Tarekat Tijaniyah, Pandangan Habib Luthfi bin Yahya Meneduhkan
Tarekat Tijaniyah melaksanakan Idul Khatmi Nasional ke-230 di Lumajang, Jawa Timur, pada Jumat hingga Ahad tanggal 16-19 September 2022.
"Semoga acara yang turut diisi dengan dzikir dan istighatsah ini, harapnya, terkabul dan mendapatkan inayah juga taufiq dari Allah SWT, amiin," tutur KH Dr Ahmad Fauzi Tidjani MA dari Pesantren Al-Amin Prenduan Sumenep.
Menurutnya, telah berkumpul lebih dari seratus ribu ikhwan Tarekat Tijaniyah dari seluruh pelosok Indonesia dalam acara Haul Idul Khatmi.
Di antara ulama yang hadir dalam acara ini ialah Syarif Muhammad Al-Habib (Aljazair), Syarif Aly bin Syarif Muhammad Al-Habib, Syarif Tahar bin Alal, Syarif Aly bin Syarif Mahmud, Sayyid Abdul Karim Baqos (Maroko), serta Syekh Hasan (Sudan).
★ ★ ★ ★ ★ ★ ★
* Permintaan A: Tentukan apakah tiap pernyataan berikut sesuai dengan teks tentang Idul Khatmi Tarekat Tijaniyah, lalu jawab ya atau tidak beserta kutipan persis dari teks yang menjadi penentunya: (i) Idul Khatmi Nasional ke-230 diadakan di Lumajang, Jawa Timur; (ii) ikhwan Tarekat Tijaniyah yang berkumpul dalam Haul Idul Khatmi kurang dari seratus ribu orang; (iii) Syekh Hasan yang hadir dalam acara itu berasal dari Maroko.
* Permintaan B: Tolong lanjutkan tulisan tentang Idul Khatmi Tarekat Tijaniyah di Lumajang, mulai setelah kalimat terakhirnya.

* Baris Hasil Ekstraksi:
★ ★ ★ ★ ★ ★ ★
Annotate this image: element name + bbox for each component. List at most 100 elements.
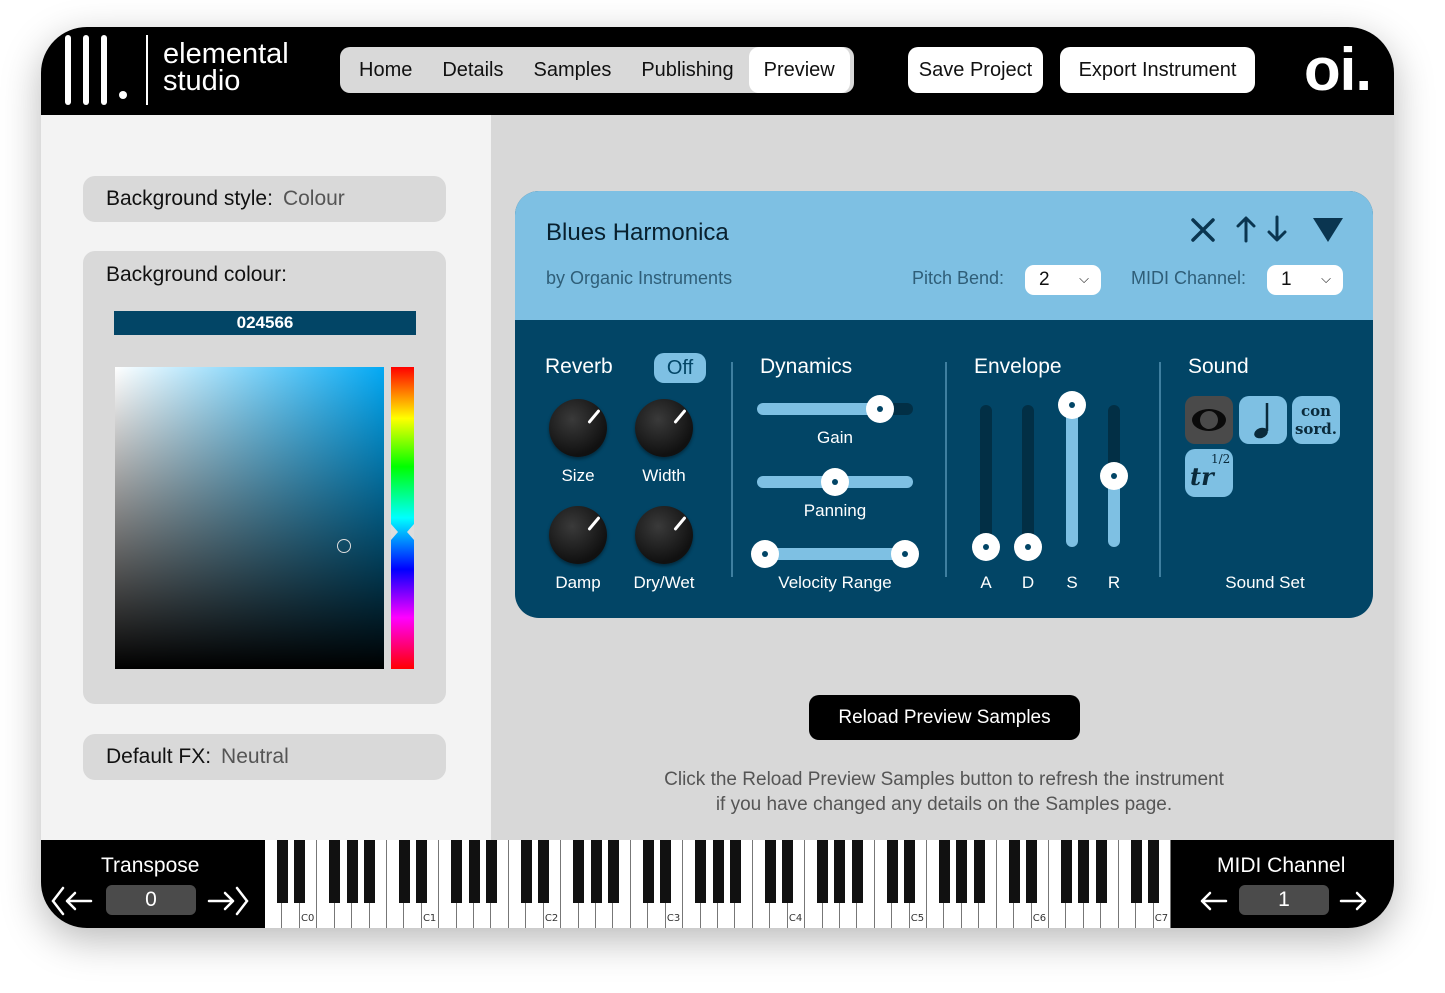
- black-key[interactable]: [660, 840, 672, 903]
- hue-handle-left[interactable]: [391, 524, 398, 540]
- black-key[interactable]: [573, 840, 585, 903]
- gain-slider-thumb[interactable]: [865, 395, 894, 423]
- black-key[interactable]: [451, 840, 463, 903]
- reverb-drywet-label: Dry/Wet: [633, 573, 695, 592]
- hue-handle-right[interactable]: [407, 524, 414, 540]
- black-key[interactable]: [329, 840, 341, 903]
- reverb-damp-knob[interactable]: [549, 506, 607, 564]
- reverb-drywet-knob[interactable]: [635, 506, 693, 564]
- tab-details[interactable]: Details: [427, 47, 518, 93]
- velocity-high-thumb[interactable]: [891, 540, 919, 568]
- tab-home[interactable]: Home: [344, 47, 427, 93]
- velocity-range-track[interactable]: [757, 548, 913, 560]
- black-key[interactable]: [817, 840, 829, 903]
- black-key[interactable]: [520, 840, 532, 903]
- default-fx-select[interactable]: Default FX: Neutral: [83, 734, 446, 780]
- left-panel: Background style: Colour Background colo…: [41, 115, 491, 840]
- black-key[interactable]: [834, 840, 846, 903]
- transpose-down-arrow-icon[interactable]: [51, 884, 95, 918]
- close-icon[interactable]: [1190, 217, 1216, 243]
- sustain-slider-thumb[interactable]: [1058, 391, 1086, 419]
- black-key[interactable]: [729, 840, 741, 903]
- trill-text: tr: [1190, 462, 1214, 491]
- tab-publishing[interactable]: Publishing: [626, 47, 748, 93]
- colour-picker-cursor[interactable]: [337, 539, 351, 553]
- black-key[interactable]: [712, 840, 724, 903]
- attack-track[interactable]: [980, 405, 992, 547]
- black-key[interactable]: [782, 840, 794, 903]
- transpose-value[interactable]: 0: [106, 885, 196, 915]
- brand-logo: oi.: [1304, 36, 1372, 103]
- black-key[interactable]: [764, 840, 776, 903]
- reverb-width-label: Width: [642, 466, 686, 485]
- collapse-triangle-icon[interactable]: [1312, 217, 1344, 243]
- black-key[interactable]: [294, 840, 306, 903]
- piano-keyboard[interactable]: C0 C1 C2 C3 C4 C5 C6 C7: [265, 840, 1171, 928]
- black-key[interactable]: [416, 840, 428, 903]
- hue-slider[interactable]: [391, 367, 414, 669]
- velocity-low-thumb[interactable]: [751, 540, 779, 568]
- saturation-value-picker[interactable]: [115, 367, 384, 669]
- black-key[interactable]: [276, 840, 288, 903]
- elemental-logo-icon: [65, 35, 127, 105]
- background-colour-label: Background colour:: [106, 263, 287, 286]
- tab-samples[interactable]: Samples: [519, 47, 627, 93]
- black-key[interactable]: [1095, 840, 1107, 903]
- black-key[interactable]: [1060, 840, 1072, 903]
- black-key[interactable]: [607, 840, 619, 903]
- black-key[interactable]: [1148, 840, 1160, 903]
- black-key[interactable]: [851, 840, 863, 903]
- app-window: elemental studio Home Details Samples Pu…: [41, 27, 1394, 928]
- release-slider-thumb[interactable]: [1100, 462, 1128, 490]
- background-colour-panel: Background colour: 024566: [83, 251, 446, 704]
- sound-con-sord-button[interactable]: con sord.: [1292, 396, 1340, 444]
- black-key[interactable]: [939, 840, 950, 903]
- black-key[interactable]: [1026, 840, 1038, 903]
- tab-preview[interactable]: Preview: [748, 47, 850, 93]
- black-key[interactable]: [486, 840, 497, 903]
- reload-preview-samples-button[interactable]: Reload Preview Samples: [809, 695, 1080, 740]
- instrument-author: by Organic Instruments: [546, 268, 733, 288]
- black-key[interactable]: [398, 840, 410, 903]
- panning-slider-thumb[interactable]: [821, 468, 849, 496]
- pitch-bend-select[interactable]: 2 ⌵: [1025, 265, 1101, 295]
- midi-channel-next-arrow-icon[interactable]: [1337, 884, 1369, 918]
- black-key[interactable]: [904, 840, 916, 903]
- black-key[interactable]: [973, 840, 985, 903]
- midi-channel-prev-arrow-icon[interactable]: [1198, 884, 1230, 918]
- black-key[interactable]: [1078, 840, 1090, 903]
- logo-line-1: elemental: [163, 38, 289, 70]
- black-key[interactable]: [1130, 840, 1142, 903]
- attack-slider-thumb[interactable]: [972, 533, 1000, 561]
- export-instrument-button[interactable]: Export Instrument: [1060, 47, 1255, 93]
- black-key[interactable]: [346, 840, 358, 903]
- move-down-icon[interactable]: [1266, 215, 1288, 243]
- background-style-select[interactable]: Background style: Colour: [83, 176, 446, 222]
- reverb-width-knob[interactable]: [635, 399, 693, 457]
- bottom-bar: Transpose 0 C0 C1 C2 C3 C4 C5 C6 C7 MIDI Channe…: [41, 840, 1394, 928]
- decay-slider-thumb[interactable]: [1014, 533, 1042, 561]
- gain-label: Gain: [817, 428, 853, 447]
- sound-open-button[interactable]: [1185, 396, 1233, 444]
- app-logo-text: elemental studio: [163, 38, 289, 96]
- transpose-up-arrow-icon[interactable]: [205, 884, 249, 918]
- black-key[interactable]: [642, 840, 654, 903]
- black-key[interactable]: [590, 840, 602, 903]
- sound-note-button[interactable]: [1239, 396, 1287, 444]
- save-project-button[interactable]: Save Project: [908, 47, 1043, 93]
- decay-track[interactable]: [1022, 405, 1034, 547]
- black-key[interactable]: [886, 840, 898, 903]
- black-key[interactable]: [695, 840, 707, 903]
- black-key[interactable]: [1008, 840, 1020, 903]
- midi-channel-bottom-value[interactable]: 1: [1239, 885, 1329, 915]
- black-key[interactable]: [538, 840, 550, 903]
- black-key[interactable]: [364, 840, 376, 903]
- reverb-size-knob[interactable]: [549, 399, 607, 457]
- black-key[interactable]: [468, 840, 480, 903]
- black-key[interactable]: [956, 840, 968, 903]
- midi-channel-select[interactable]: 1 ⌵: [1267, 265, 1343, 295]
- reverb-toggle[interactable]: Off: [654, 353, 706, 383]
- move-up-icon[interactable]: [1235, 215, 1257, 243]
- sound-trill-button[interactable]: tr 1/2: [1185, 449, 1233, 497]
- colour-hex-field[interactable]: 024566: [114, 311, 416, 335]
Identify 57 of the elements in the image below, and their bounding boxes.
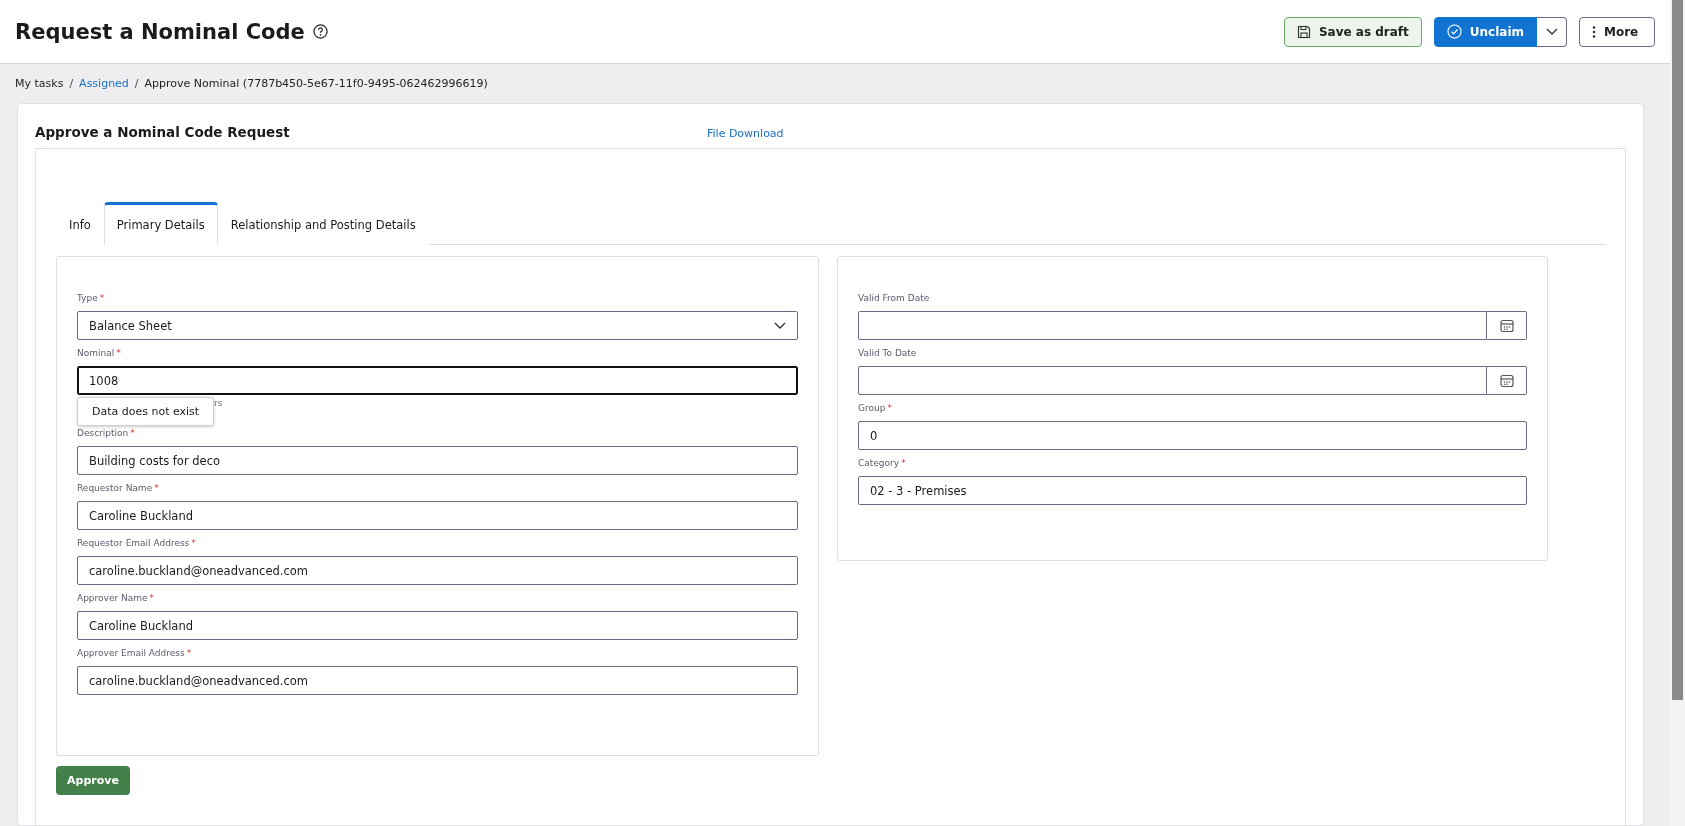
file-download-link[interactable]: File Download	[707, 127, 784, 140]
approve-button[interactable]: Approve	[56, 766, 130, 795]
field-label: Group	[858, 403, 886, 413]
field-label: Approver Email Address	[77, 648, 185, 658]
dropdown-button[interactable]	[1537, 16, 1567, 47]
required-mark: *	[99, 293, 105, 303]
breadcrumb-separator: /	[69, 77, 74, 90]
check-circle-icon	[1446, 24, 1462, 39]
required-mark: *	[149, 593, 155, 603]
breadcrumb-item: My tasks	[15, 77, 64, 90]
more-button[interactable]: More	[1579, 16, 1655, 47]
required-mark: *	[154, 483, 159, 493]
field-label: Requestor Email Address	[77, 538, 190, 548]
field-label: Nominal	[77, 348, 115, 358]
date-field[interactable]	[858, 366, 1487, 395]
error-tooltip: Data does not exist	[77, 397, 215, 426]
required-mark: *	[186, 648, 192, 658]
help-icon[interactable]	[312, 24, 328, 39]
input-field[interactable]: 1008	[77, 366, 798, 395]
required-mark: *	[191, 538, 196, 548]
helper-text: rs	[214, 398, 223, 408]
kebab-icon	[1592, 25, 1596, 38]
field-label: Valid From Date	[858, 293, 930, 303]
field-label: Description	[77, 428, 129, 438]
calendar-button[interactable]	[1487, 366, 1527, 395]
input-field[interactable]: Caroline Buckland	[77, 611, 798, 640]
required-mark: *	[116, 348, 121, 358]
breadcrumb-separator: /	[134, 77, 139, 90]
tab[interactable]: Primary Details	[103, 202, 218, 245]
field-label: Type	[77, 293, 98, 303]
input-field[interactable]: Caroline Buckland	[77, 501, 798, 530]
required-mark: *	[901, 458, 906, 468]
scrollbar[interactable]	[1670, 0, 1685, 826]
required-mark: *	[887, 403, 892, 413]
chevron-down-icon	[1545, 27, 1558, 36]
breadcrumb-item: Approve Nominal (7787b450-5e67-11f0-9495-062462996619)	[144, 77, 488, 90]
date-field[interactable]	[858, 311, 1487, 340]
input-field[interactable]: Building costs for deco	[77, 446, 798, 475]
field-label: Valid To Date	[858, 348, 917, 358]
field-label: Approver Name	[77, 593, 148, 603]
required-mark: *	[130, 428, 135, 438]
input-field[interactable]: caroline.buckland@oneadvanced.com	[77, 556, 798, 585]
card-title: Approve a Nominal Code Request	[35, 124, 291, 140]
calendar-button[interactable]	[1487, 311, 1527, 340]
chevron-down-icon	[774, 321, 786, 330]
unclaim-button[interactable]: Unclaim	[1433, 16, 1537, 47]
input-field[interactable]: 0	[858, 421, 1527, 450]
page-title: Request a Nominal Code	[15, 19, 305, 44]
save-draft-button[interactable]: Save as draft	[1283, 16, 1422, 47]
field-label: Requestor Name	[77, 483, 153, 493]
calendar-icon	[1499, 373, 1514, 388]
select-field[interactable]: Balance Sheet	[77, 311, 798, 340]
calendar-icon	[1499, 318, 1514, 333]
input-field[interactable]: caroline.buckland@oneadvanced.com	[77, 666, 798, 695]
breadcrumb-link[interactable]: Assigned	[79, 77, 129, 90]
field-label: Category	[858, 458, 900, 468]
input-field[interactable]: 02 - 3 - Premises	[858, 476, 1527, 505]
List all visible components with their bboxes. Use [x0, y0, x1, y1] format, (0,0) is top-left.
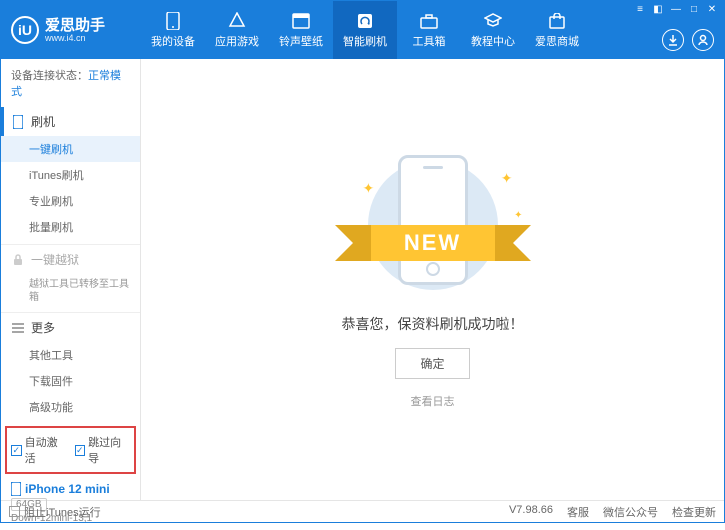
sidebar-more-section: 更多 其他工具 下载固件 高级功能 [1, 313, 140, 424]
nav-store[interactable]: 爱思商城 [525, 1, 589, 59]
apps-icon [227, 11, 247, 31]
flash-icon [355, 11, 375, 31]
sidebar-more-head[interactable]: 更多 [1, 313, 140, 342]
nav-toolbox[interactable]: 工具箱 [397, 1, 461, 59]
sidebar-item-pro-flash[interactable]: 专业刷机 [1, 188, 140, 214]
app-header: iU 爱思助手 www.i4.cn 我的设备 应用游戏 铃声壁纸 智能刷机 工具… [1, 1, 724, 59]
maximize-icon[interactable]: □ [688, 3, 700, 15]
nav-label: 我的设备 [151, 33, 195, 49]
section-label: 一键越狱 [31, 251, 79, 268]
version-label: V7.98.66 [509, 504, 553, 520]
new-ribbon: NEW [353, 225, 513, 261]
minimize-icon[interactable]: — [670, 3, 682, 15]
view-log-link[interactable]: 查看日志 [411, 393, 455, 409]
sidebar-item-advanced[interactable]: 高级功能 [1, 394, 140, 420]
checkbox-icon: ✓ [75, 445, 86, 456]
account-button[interactable] [692, 29, 714, 51]
lock-icon [11, 253, 25, 267]
nav-ringtone-wallpaper[interactable]: 铃声壁纸 [269, 1, 333, 59]
sidebar-flash-head[interactable]: 刷机 [1, 107, 140, 136]
app-name: 爱思助手 [45, 18, 105, 33]
footer-right: V7.98.66 客服 微信公众号 检查更新 [509, 504, 716, 520]
sidebar-item-other-tools[interactable]: 其他工具 [1, 342, 140, 368]
logo-area: iU 爱思助手 www.i4.cn [1, 16, 141, 44]
checkbox-icon [9, 506, 20, 517]
sidebar-flash-section: 刷机 一键刷机 iTunes刷机 专业刷机 批量刷机 [1, 107, 140, 245]
footer-link-update[interactable]: 检查更新 [672, 504, 716, 520]
nav-my-device[interactable]: 我的设备 [141, 1, 205, 59]
logo-icon: iU [11, 16, 39, 44]
checkbox-block-itunes[interactable]: 阻止iTunes运行 [9, 504, 101, 520]
toolbox-icon [419, 11, 439, 31]
status-label: 设备连接状态： [11, 70, 88, 82]
checkbox-label: 阻止iTunes运行 [24, 504, 101, 520]
app-url: www.i4.cn [45, 33, 105, 43]
phone-illustration [398, 155, 468, 285]
download-button[interactable] [662, 29, 684, 51]
sidebar: 设备连接状态：正常模式 刷机 一键刷机 iTunes刷机 专业刷机 批量刷机 一… [1, 59, 141, 500]
ok-button[interactable]: 确定 [395, 348, 469, 379]
store-icon [547, 11, 567, 31]
nav-label: 智能刷机 [343, 33, 387, 49]
header-action-circles [662, 29, 714, 51]
checkbox-icon: ✓ [11, 445, 22, 456]
checkbox-label: 自动激活 [25, 434, 67, 466]
device-name: iPhone 12 mini [25, 482, 110, 496]
close-icon[interactable]: ✕ [706, 3, 718, 15]
device-name-row: iPhone 12 mini [11, 482, 130, 496]
media-icon [291, 11, 311, 31]
section-label: 更多 [31, 319, 55, 336]
nav-label: 应用游戏 [215, 33, 259, 49]
success-message: 恭喜您，保资料刷机成功啦！ [342, 314, 524, 334]
connection-status: 设备连接状态：正常模式 [1, 59, 140, 107]
menu-icon[interactable]: ≡ [634, 3, 646, 15]
sidebar-jailbreak-section: 一键越狱 越狱工具已转移至工具箱 [1, 245, 140, 313]
sidebar-item-itunes-flash[interactable]: iTunes刷机 [1, 162, 140, 188]
flash-options-highlighted: ✓ 自动激活 ✓ 跳过向导 [5, 426, 136, 474]
phone-icon [11, 115, 25, 129]
sidebar-item-download-firmware[interactable]: 下载固件 [1, 368, 140, 394]
phone-icon [11, 482, 21, 496]
sidebar-item-batch-flash[interactable]: 批量刷机 [1, 214, 140, 240]
skin-icon[interactable]: ◧ [652, 3, 664, 15]
phone-icon [163, 11, 183, 31]
jailbreak-note: 越狱工具已转移至工具箱 [1, 274, 140, 308]
nav-label: 工具箱 [413, 33, 446, 49]
list-icon [11, 321, 25, 335]
tutorial-icon [483, 11, 503, 31]
section-label: 刷机 [31, 113, 55, 130]
checkbox-auto-activate[interactable]: ✓ 自动激活 [11, 434, 67, 466]
nav-tutorial[interactable]: 教程中心 [461, 1, 525, 59]
sidebar-jailbreak-head[interactable]: 一键越狱 [1, 245, 140, 274]
nav-label: 爱思商城 [535, 33, 579, 49]
main-content: ✦ ✦ ✦ NEW 恭喜您，保资料刷机成功啦！ 确定 查看日志 [141, 59, 724, 500]
nav-label: 铃声壁纸 [279, 33, 323, 49]
success-illustration: ✦ ✦ ✦ NEW [333, 150, 533, 300]
nav-apps-games[interactable]: 应用游戏 [205, 1, 269, 59]
checkbox-skip-guide[interactable]: ✓ 跳过向导 [75, 434, 131, 466]
nav-smart-flash[interactable]: 智能刷机 [333, 1, 397, 59]
sidebar-item-oneclick-flash[interactable]: 一键刷机 [1, 136, 140, 162]
window-controls: ≡ ◧ — □ ✕ [634, 3, 718, 15]
footer-link-wechat[interactable]: 微信公众号 [603, 504, 658, 520]
nav-label: 教程中心 [471, 33, 515, 49]
footer-link-support[interactable]: 客服 [567, 504, 589, 520]
app-body: 设备连接状态：正常模式 刷机 一键刷机 iTunes刷机 专业刷机 批量刷机 一… [1, 59, 724, 500]
checkbox-label: 跳过向导 [88, 434, 130, 466]
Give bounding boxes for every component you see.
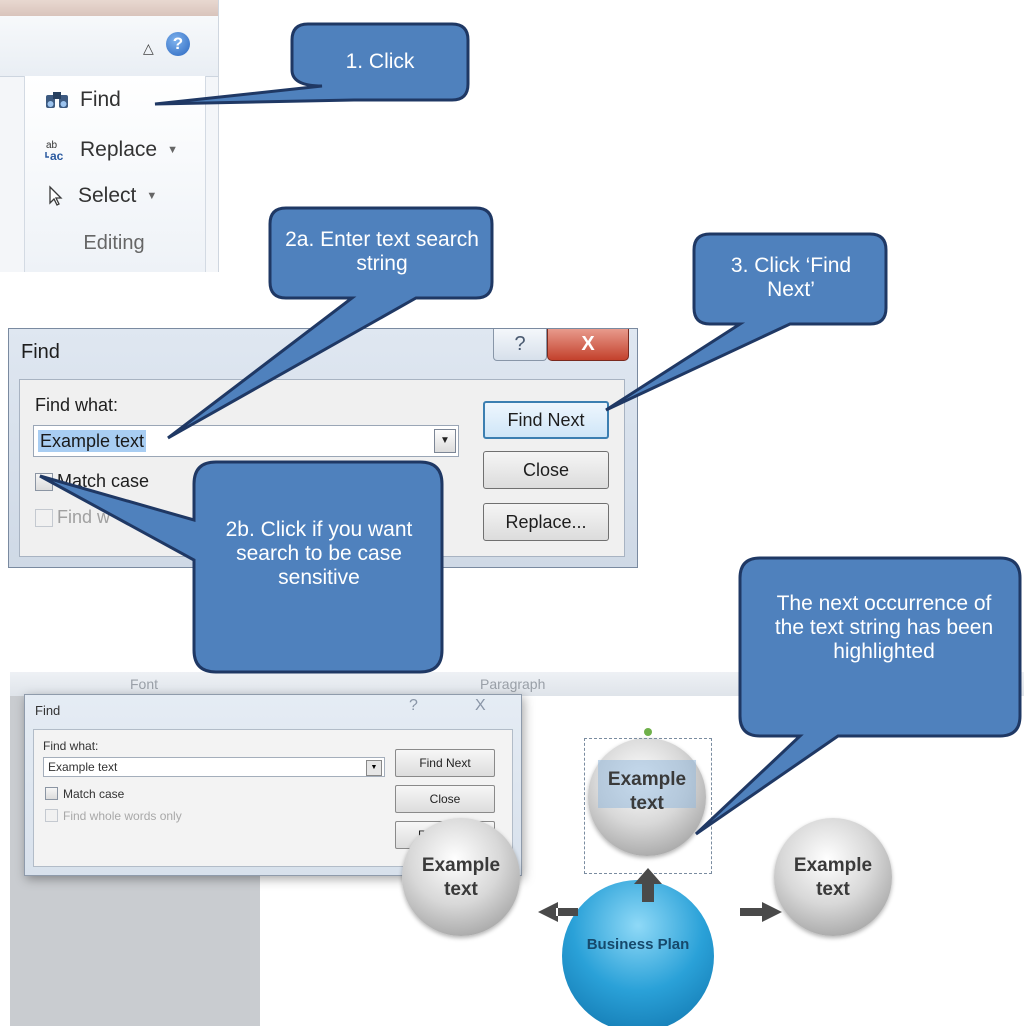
★ ★ ★ ★ ★ ★ ★
* Hasil Latihan A:
(i) Ya, "di Lumajang, Jawa Timur".
(ii) Tidak, "lebih dari seratus ribu ikhwan Tarekat Tijaniyah".
(iii) Tidak, "serta Syekh Hasan (Sudan)".

* Hasil Latihan B:
Kemudian hadir pula para kiai Tanah Air dari bermacam daerah antara lain, KH Sholeh Muhammad Basalamah (Brebes), KH Dr Ikyan Sibaweh bin Badruzzaman MA (Garut), KH Dr Ahmad Fauzi Tidjani MA (Sumenep), KH Ahmad Subhan (Kalimantan Timur), KH Muhammad Amar Ma’ruf Ismail (Bangka Belitung), dan masih banyak lagi.
Beberapa agenda besar yang diadakan pada Idul Khatmi Nasional kali ini yaitu Halaqah Ilmiah Muqaddam, Khalwatut Tijaniyah serta Istighatsah Nasional, Riyadhah Shalawat Fatih Burdatu Musthofa, juga Tabligh Nasional.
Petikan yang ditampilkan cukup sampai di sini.